↓↓↓
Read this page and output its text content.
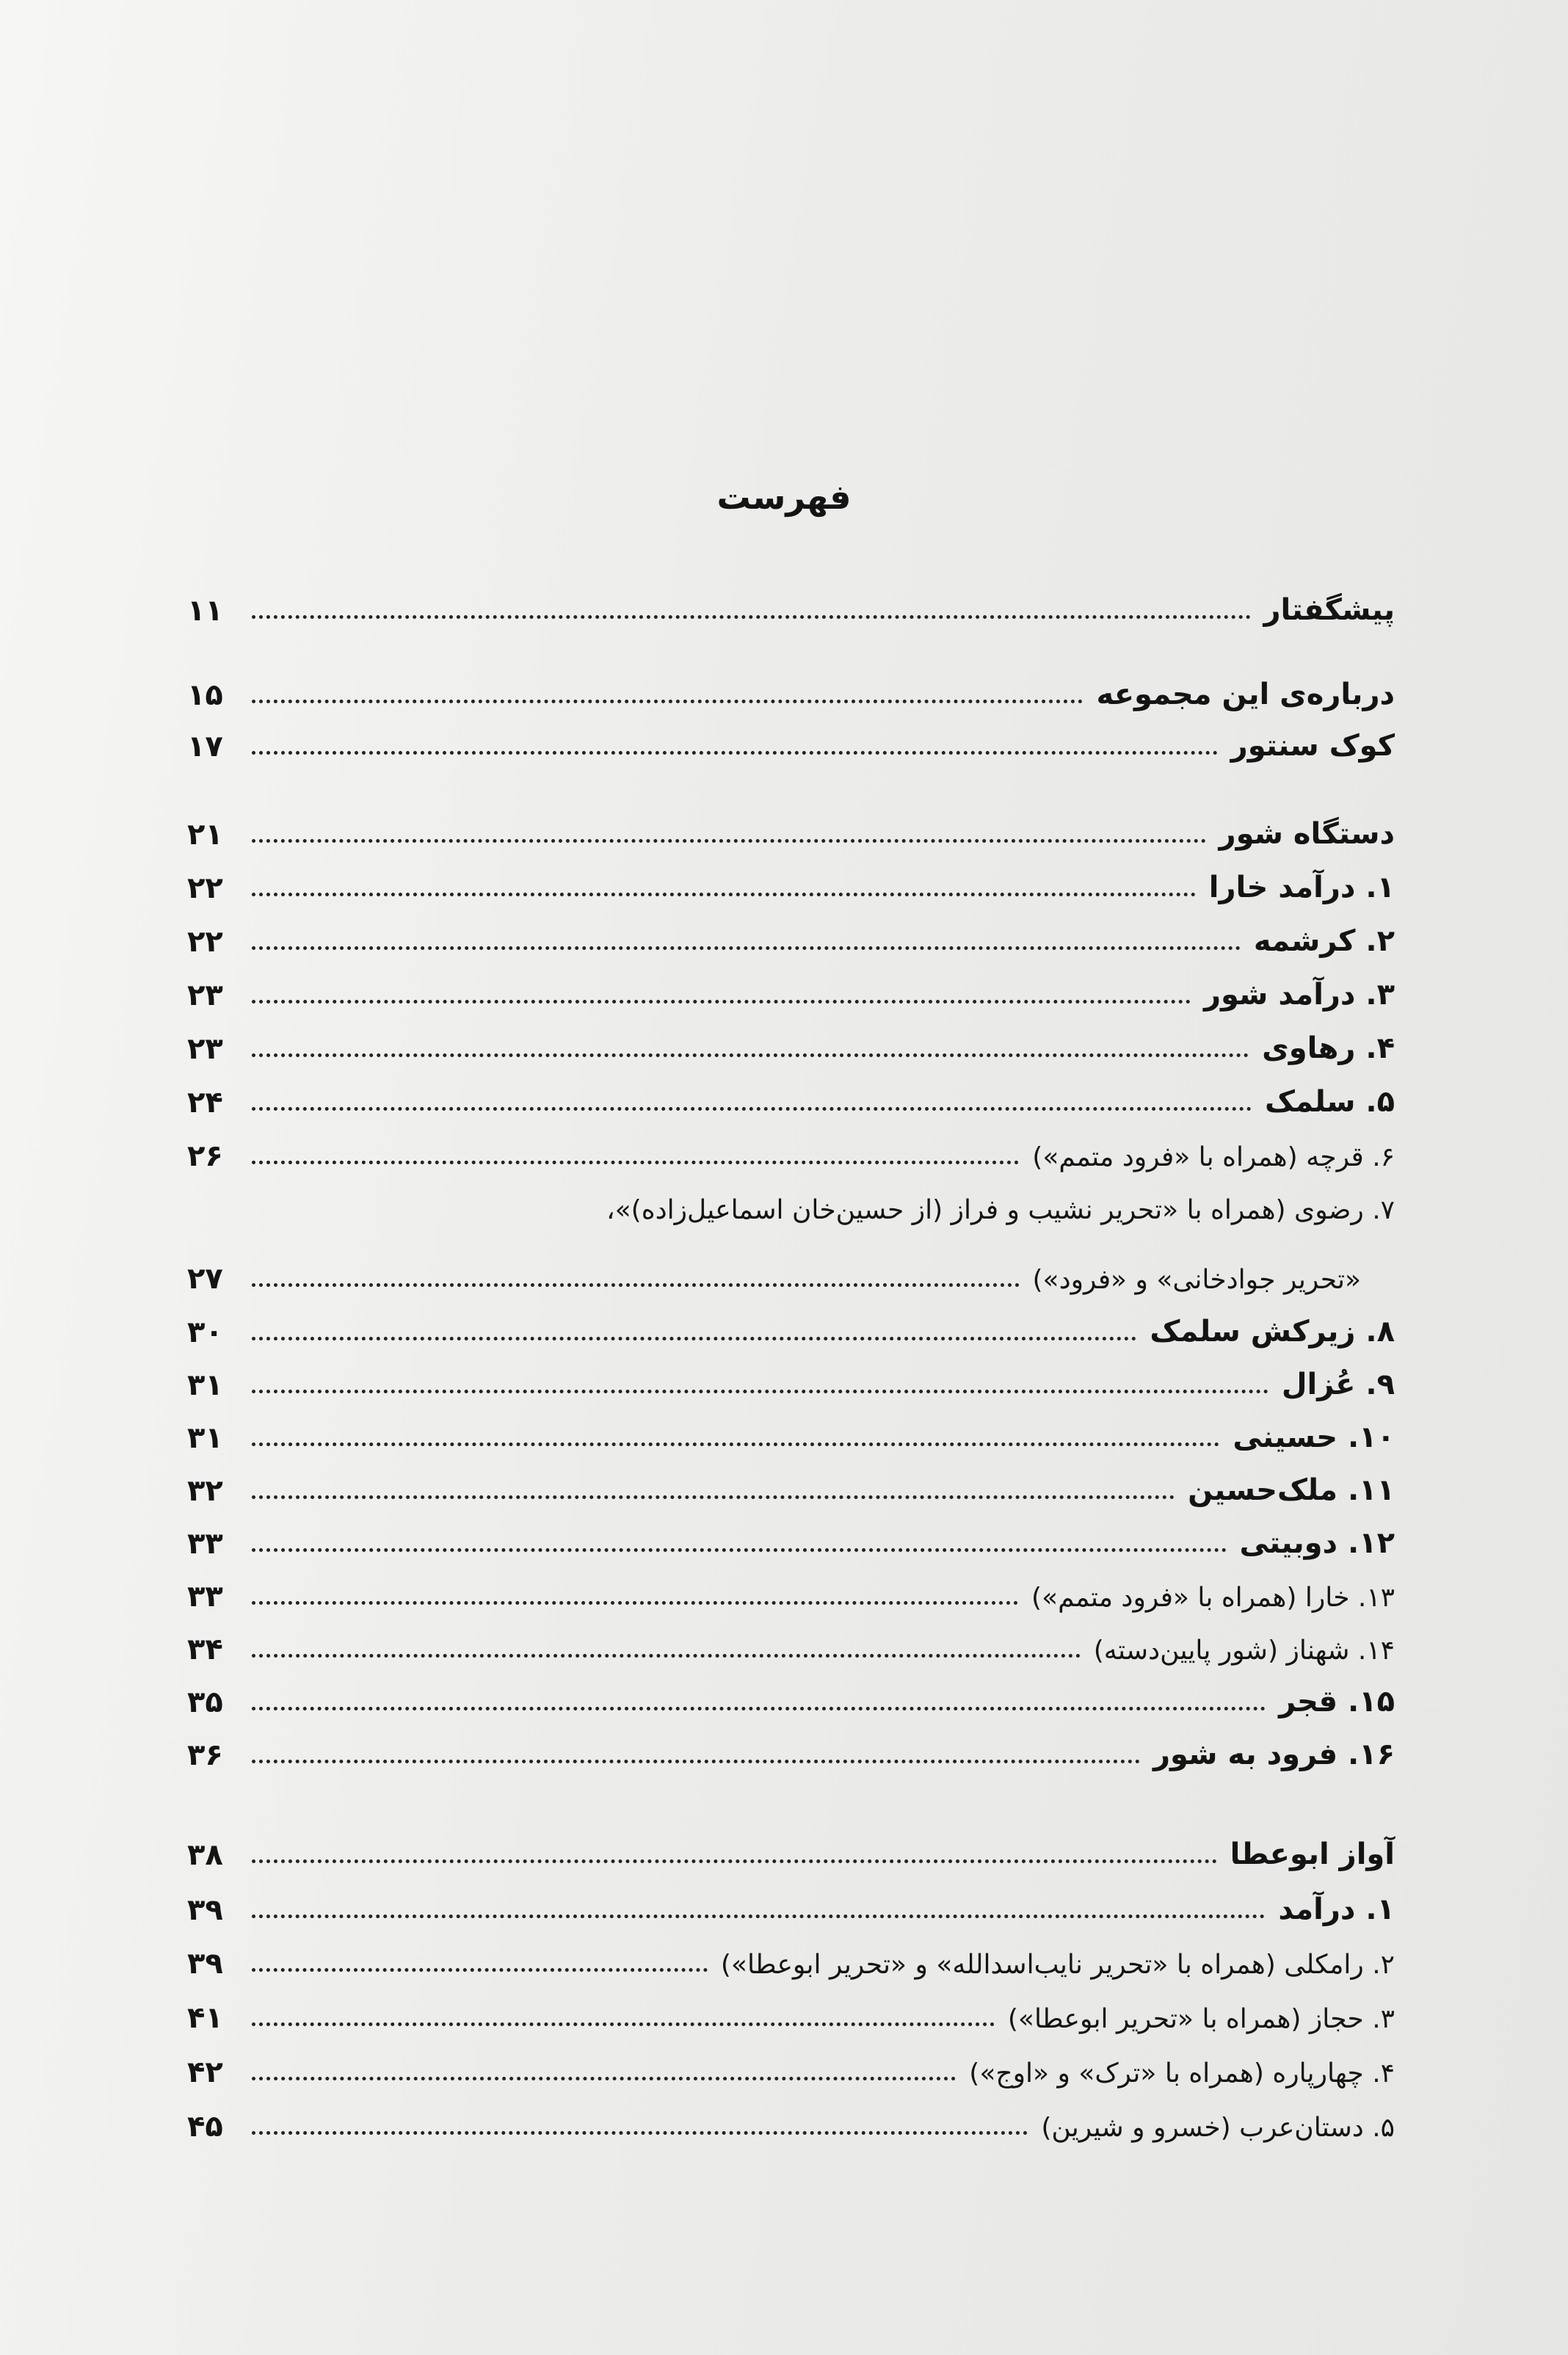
فهرست
پیشگفتار
۱۱
درباره‌ی این مجموعه
۱۵
کوک سنتور
۱۷
دستگاه شور
۲۱
۱. درآمد خارا
۲۲
۲. کرشمه
۲۲
۳. درآمد شور
۲۳
۴. رهاوی
۲۳
۵. سلمک
۲۴
۶. قرچه (همراه با «فرود متمم»)
۲۶
۷. رضوی (همراه با «تحریر نشیب و فراز (از حسین‌خان اسماعیل‌زاده)»،
«تحریر جوادخانی» و «فرود»)
۲۷
۸. زیرکش سلمک
۳۰
۹. عُزال
۳۱
۱۰. حسینی
۳۱
۱۱. ملک‌حسین
۳۲
۱۲. دوبیتی
۳۳
۱۳. خارا (همراه با «فرود متمم»)
۳۳
۱۴. شهناز (شور پایین‌دسته)
۳۴
۱۵. قجر
۳۵
۱۶. فرود به شور
۳۶
آواز ابوعطا
۳۸
۱. درآمد
۳۹
۲. رامکلی (همراه با «تحریر نایب‌اسدالله» و «تحریر ابوعطا»)
۳۹
۳. حجاز (همراه با «تحریر ابوعطا»)
۴۱
۴. چهارپاره (همراه با «ترک» و «اوج»)
۴۲
۵. دستان‌عرب (خسرو و شیرین)
۴۵
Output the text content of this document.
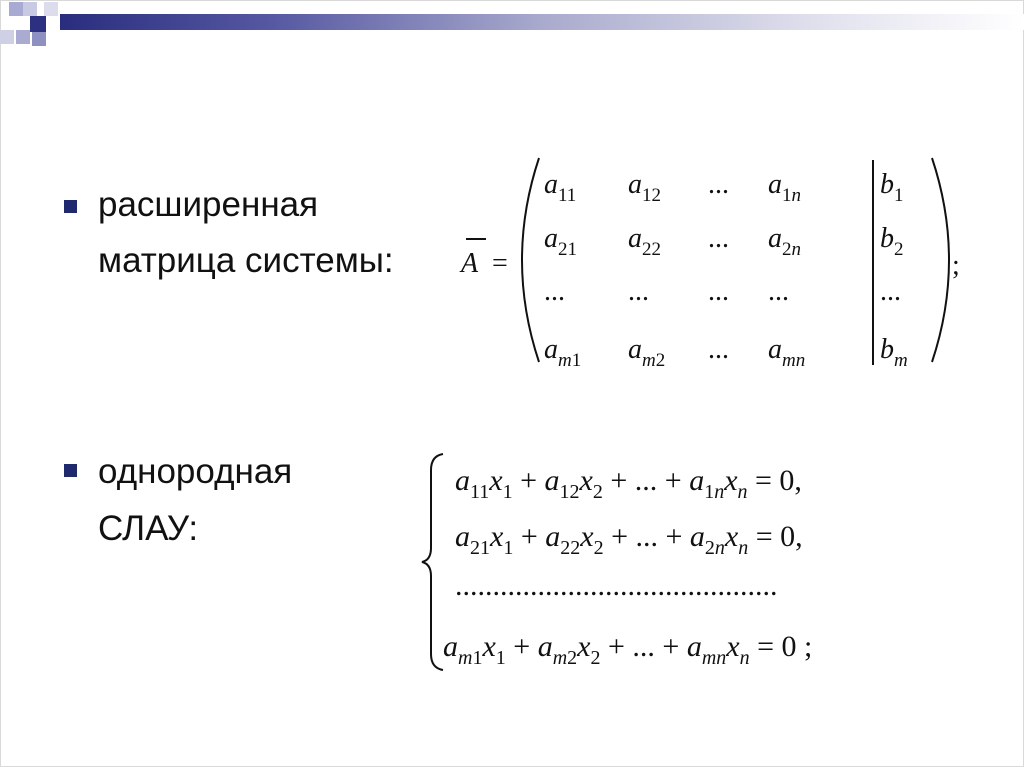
расширенная
матрица системы:
однородная
СЛАУ:
A =
$a_11$ $a_12$ ... $a_1n$
$a_21$ $a_22$ ... $a_2n$
... ... ... ...
$a_m1$ $a_m2$ ... $a_mn$
$b_1$
$b_2$
...
$b_m$
;
$a_{11}x_1 + a_{12}x_2$ + ... + $a_1nx_n = 0$,
$a_{21}x_1 + a_{22}x_2$ + ... + $a_2nx_n = 0$,
...........................................
$a_m1x_1 + a_m2x_2$ + ... + $a_{mn}x_n = 0$ ;
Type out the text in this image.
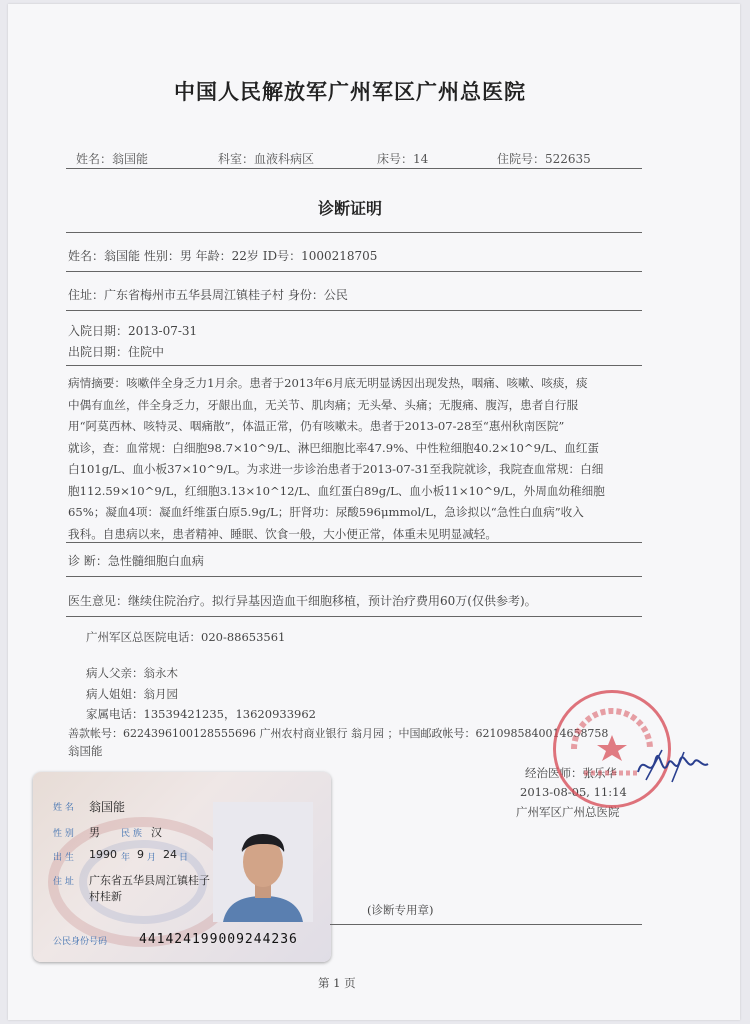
中国人民解放军广州军区广州总医院
姓名：翁国能	科室：血液科病区	床号：14	住院号：522635
诊断证明
姓名：翁国能 性别：男 年龄：22岁 ID号：1000218705
住址：广东省梅州市五华县周江镇桂子村 身份：公民
入院日期：2013-07-31
出院日期：住院中
病情摘要：咳嗽伴全身乏力1月余。患者于2013年6月底无明显诱因出现发热，咽痛、咳嗽、咳痰，痰
中偶有血丝，伴全身乏力，牙龈出血，无关节、肌肉痛；无头晕、头痛；无腹痛、腹泻，患者自行服
用“阿莫西林、咳特灵、咽痛散”，体温正常，仍有咳嗽未。患者于2013-07-28至“惠州秋南医院”
就诊，查：血常规：白细胞98.7×10^9/L、淋巴细胞比率47.9%、中性粒细胞40.2×10^9/L、血红蛋
白101g/L、血小板37×10^9/L。为求进一步诊治患者于2013-07-31至我院就诊，我院查血常规：白细
胞112.59×10^9/L，红细胞3.13×10^12/L、血红蛋白89g/L、血小板11×10^9/L，外周血幼稚细胞
65%；凝血4项：凝血纤维蛋白原5.9g/L；肝肾功：尿酸596μmmol/L，急诊拟以“急性白血病”收入
我科。自患病以来，患者精神、睡眠、饮食一般，大小便正常，体重未见明显减轻。
诊 断：急性髓细胞白血病
医生意见：继续住院治疗。拟行异基因造血干细胞移植，预计治疗费用60万(仅供参考)。
广州军区总医院电话：020-88653561
病人父亲：翁永木
病人姐姐：翁月园
家属电话：13539421235，13620933962
善款帐号：6224396100128555696 广州农村商业银行 翁月园 ；中国邮政帐号：6210985840014658758
翁国能
经治医师：张乐华
2013-08-05, 11:14
广州军区广州总医院
姓 名 翁国能
性 别 男 民 族 汉
出 生 1990 年 9 月 24 日
住 址 广东省五华县周江镇桂子
村桂新
公民身份号码 441424199009244236
(诊断专用章)
第 1 页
↑↑↑
Stated exercise: How many lines of these entries contain the string "خارا"? Reply with the number alone.

Response to the exercise: 2